Goal of the exercise: Please write the listing below out again exactly, leaving every picture behind.

Provided information:
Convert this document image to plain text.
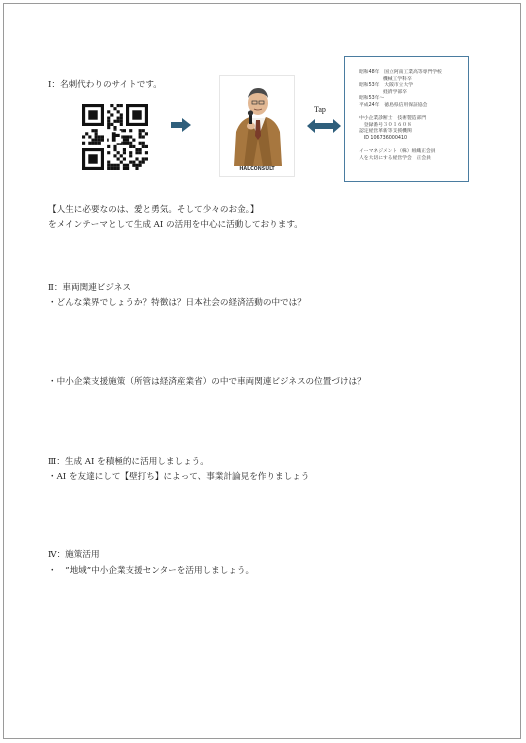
Ⅰ：名刺代わりのサイトです。
HALCONSULT
Tap
昭和48年　国立阿南工業高等専門学校
　　　　　機械工学科卒
昭和53年　大阪市立大学
　　　　　経済学部卒
昭和53年～
平成24年　徳島県信用保証協会
中小企業診断士　技術製造部門
　登録番号３０１６０８
認定経営革新等支援機関
　ID 106736000410
イーマネジメント（株）組織正会員
人を大切にする経営学会　正会員
【人生に必要なのは、愛と勇気。そして少々のお金。】
をメインテーマとして生成 AI の活用を中心に活動しております。
Ⅱ：車両関連ビジネス
・どんな業界でしょうか？特徴は？日本社会の経済活動の中では？
・中小企業支援施策（所管は経済産業省）の中で車両関連ビジネスの位置づけは？
Ⅲ：生成 AI を積極的に活用しましょう。
・AI を友達にして【壁打ち】によって、事業計論見を作りましょう
Ⅳ：施策活用
・　”地域”中小企業支援センターを活用しましょう。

Result of the exercise:
Convert this document image to plain text.
Ⅰ：名刺代わりのサイトです。
HALCONSULT
Tap
昭和48年　国立阿南工業高等専門学校
　　　　　機械工学科卒
昭和53年　大阪市立大学
　　　　　経済学部卒
昭和53年～
平成24年　徳島県信用保証協会
中小企業診断士　技術製造部門
　登録番号３０１６０８
認定経営革新等支援機関
　ID 106736000410
イーマネジメント（株）組織正会員
人を大切にする経営学会　正会員
【人生に必要なのは、愛と勇気。そして少々のお金。】
をメインテーマとして生成 AI の活用を中心に活動しております。
Ⅱ：車両関連ビジネス
・どんな業界でしょうか？特徴は？日本社会の経済活動の中では？
・中小企業支援施策（所管は経済産業省）の中で車両関連ビジネスの位置づけは？
Ⅲ：生成 AI を積極的に活用しましょう。
・AI を友達にして【壁打ち】によって、事業計論見を作りましょう
Ⅳ：施策活用
・　”地域”中小企業支援センターを活用しましょう。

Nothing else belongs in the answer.